## start

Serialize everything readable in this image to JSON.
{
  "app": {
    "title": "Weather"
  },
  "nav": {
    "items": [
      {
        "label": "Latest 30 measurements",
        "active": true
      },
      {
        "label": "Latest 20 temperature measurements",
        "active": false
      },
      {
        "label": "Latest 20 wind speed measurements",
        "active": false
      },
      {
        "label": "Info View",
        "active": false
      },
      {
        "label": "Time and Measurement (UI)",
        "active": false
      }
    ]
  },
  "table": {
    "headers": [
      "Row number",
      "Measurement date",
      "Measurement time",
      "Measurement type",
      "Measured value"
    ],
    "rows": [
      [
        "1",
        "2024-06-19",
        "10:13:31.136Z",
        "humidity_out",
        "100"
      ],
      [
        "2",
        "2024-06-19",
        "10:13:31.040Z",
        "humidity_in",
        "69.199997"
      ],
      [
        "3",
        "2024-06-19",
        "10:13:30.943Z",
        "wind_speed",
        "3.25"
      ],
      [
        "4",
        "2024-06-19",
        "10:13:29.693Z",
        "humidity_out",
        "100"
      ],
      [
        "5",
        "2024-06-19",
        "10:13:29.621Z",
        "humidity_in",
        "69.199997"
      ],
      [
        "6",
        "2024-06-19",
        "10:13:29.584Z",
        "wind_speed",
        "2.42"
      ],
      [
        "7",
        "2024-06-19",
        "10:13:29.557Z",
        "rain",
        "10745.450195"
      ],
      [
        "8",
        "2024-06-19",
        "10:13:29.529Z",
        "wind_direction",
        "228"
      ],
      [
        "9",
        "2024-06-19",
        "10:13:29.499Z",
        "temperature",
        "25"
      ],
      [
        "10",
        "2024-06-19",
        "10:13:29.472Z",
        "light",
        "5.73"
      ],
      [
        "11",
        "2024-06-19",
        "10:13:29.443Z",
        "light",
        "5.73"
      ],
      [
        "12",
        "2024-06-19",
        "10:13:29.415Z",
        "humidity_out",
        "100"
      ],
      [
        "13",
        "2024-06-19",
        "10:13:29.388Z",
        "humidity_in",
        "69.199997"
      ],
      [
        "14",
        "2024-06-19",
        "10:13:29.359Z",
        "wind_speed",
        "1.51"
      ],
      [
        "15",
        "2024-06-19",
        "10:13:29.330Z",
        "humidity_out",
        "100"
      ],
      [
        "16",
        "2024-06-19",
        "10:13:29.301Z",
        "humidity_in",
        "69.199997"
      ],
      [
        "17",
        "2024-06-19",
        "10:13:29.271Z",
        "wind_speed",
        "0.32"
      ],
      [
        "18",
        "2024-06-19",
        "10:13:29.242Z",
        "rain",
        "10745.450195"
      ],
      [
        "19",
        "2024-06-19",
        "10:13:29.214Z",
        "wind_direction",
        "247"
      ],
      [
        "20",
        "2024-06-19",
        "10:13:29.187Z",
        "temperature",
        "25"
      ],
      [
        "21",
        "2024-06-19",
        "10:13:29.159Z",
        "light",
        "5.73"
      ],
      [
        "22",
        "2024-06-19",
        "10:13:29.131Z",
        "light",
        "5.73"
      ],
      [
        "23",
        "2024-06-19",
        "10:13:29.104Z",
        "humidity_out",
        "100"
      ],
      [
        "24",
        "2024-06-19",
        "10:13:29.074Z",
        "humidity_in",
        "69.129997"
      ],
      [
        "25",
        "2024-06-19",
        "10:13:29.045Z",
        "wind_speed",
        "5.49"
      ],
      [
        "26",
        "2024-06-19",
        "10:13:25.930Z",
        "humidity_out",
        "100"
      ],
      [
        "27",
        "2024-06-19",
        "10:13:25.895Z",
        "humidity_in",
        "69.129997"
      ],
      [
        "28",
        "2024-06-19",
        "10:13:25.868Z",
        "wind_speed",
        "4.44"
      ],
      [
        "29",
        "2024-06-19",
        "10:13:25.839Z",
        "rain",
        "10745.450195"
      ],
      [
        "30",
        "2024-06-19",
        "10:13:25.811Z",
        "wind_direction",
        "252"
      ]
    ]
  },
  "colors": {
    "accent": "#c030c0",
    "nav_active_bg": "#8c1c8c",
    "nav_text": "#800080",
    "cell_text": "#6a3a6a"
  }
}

## end

WHAT YOU HAVE TO DO> Please quote the records above exactly, without skipping a line.

SOLUTION>
Serialize everything readable in this image to JSON.
{
  "app": {
    "title": "Weather"
  },
  "nav": {
    "items": [
      {
        "label": "Latest 30 measurements",
        "active": true
      },
      {
        "label": "Latest 20 temperature measurements",
        "active": false
      },
      {
        "label": "Latest 20 wind speed measurements",
        "active": false
      },
      {
        "label": "Info View",
        "active": false
      },
      {
        "label": "Time and Measurement (UI)",
        "active": false
      }
    ]
  },
  "table": {
    "headers": [
      "Row number",
      "Measurement date",
      "Measurement time",
      "Measurement type",
      "Measured value"
    ],
    "rows": [
      [
        "1",
        "2024-06-19",
        "10:13:31.136Z",
        "humidity_out",
        "100"
      ],
      [
        "2",
        "2024-06-19",
        "10:13:31.040Z",
        "humidity_in",
        "69.199997"
      ],
      [
        "3",
        "2024-06-19",
        "10:13:30.943Z",
        "wind_speed",
        "3.25"
      ],
      [
        "4",
        "2024-06-19",
        "10:13:29.693Z",
        "humidity_out",
        "100"
      ],
      [
        "5",
        "2024-06-19",
        "10:13:29.621Z",
        "humidity_in",
        "69.199997"
      ],
      [
        "6",
        "2024-06-19",
        "10:13:29.584Z",
        "wind_speed",
        "2.42"
      ],
      [
        "7",
        "2024-06-19",
        "10:13:29.557Z",
        "rain",
        "10745.450195"
      ],
      [
        "8",
        "2024-06-19",
        "10:13:29.529Z",
        "wind_direction",
        "228"
      ],
      [
        "9",
        "2024-06-19",
        "10:13:29.499Z",
        "temperature",
        "25"
      ],
      [
        "10",
        "2024-06-19",
        "10:13:29.472Z",
        "light",
        "5.73"
      ],
      [
        "11",
        "2024-06-19",
        "10:13:29.443Z",
        "light",
        "5.73"
      ],
      [
        "12",
        "2024-06-19",
        "10:13:29.415Z",
        "humidity_out",
        "100"
      ],
      [
        "13",
        "2024-06-19",
        "10:13:29.388Z",
        "humidity_in",
        "69.199997"
      ],
      [
        "14",
        "2024-06-19",
        "10:13:29.359Z",
        "wind_speed",
        "1.51"
      ],
      [
        "15",
        "2024-06-19",
        "10:13:29.330Z",
        "humidity_out",
        "100"
      ],
      [
        "16",
        "2024-06-19",
        "10:13:29.301Z",
        "humidity_in",
        "69.199997"
      ],
      [
        "17",
        "2024-06-19",
        "10:13:29.271Z",
        "wind_speed",
        "0.32"
      ],
      [
        "18",
        "2024-06-19",
        "10:13:29.242Z",
        "rain",
        "10745.450195"
      ],
      [
        "19",
        "2024-06-19",
        "10:13:29.214Z",
        "wind_direction",
        "247"
      ],
      [
        "20",
        "2024-06-19",
        "10:13:29.187Z",
        "temperature",
        "25"
      ],
      [
        "21",
        "2024-06-19",
        "10:13:29.159Z",
        "light",
        "5.73"
      ],
      [
        "22",
        "2024-06-19",
        "10:13:29.131Z",
        "light",
        "5.73"
      ],
      [
        "23",
        "2024-06-19",
        "10:13:29.104Z",
        "humidity_out",
        "100"
      ],
      [
        "24",
        "2024-06-19",
        "10:13:29.074Z",
        "humidity_in",
        "69.129997"
      ],
      [
        "25",
        "2024-06-19",
        "10:13:29.045Z",
        "wind_speed",
        "5.49"
      ],
      [
        "26",
        "2024-06-19",
        "10:13:25.930Z",
        "humidity_out",
        "100"
      ],
      [
        "27",
        "2024-06-19",
        "10:13:25.895Z",
        "humidity_in",
        "69.129997"
      ],
      [
        "28",
        "2024-06-19",
        "10:13:25.868Z",
        "wind_speed",
        "4.44"
      ],
      [
        "29",
        "2024-06-19",
        "10:13:25.839Z",
        "rain",
        "10745.450195"
      ],
      [
        "30",
        "2024-06-19",
        "10:13:25.811Z",
        "wind_direction",
        "252"
      ]
    ]
  },
  "colors": {
    "accent": "#c030c0",
    "nav_active_bg": "#8c1c8c",
    "nav_text": "#800080",
    "cell_text": "#6a3a6a"
  }
}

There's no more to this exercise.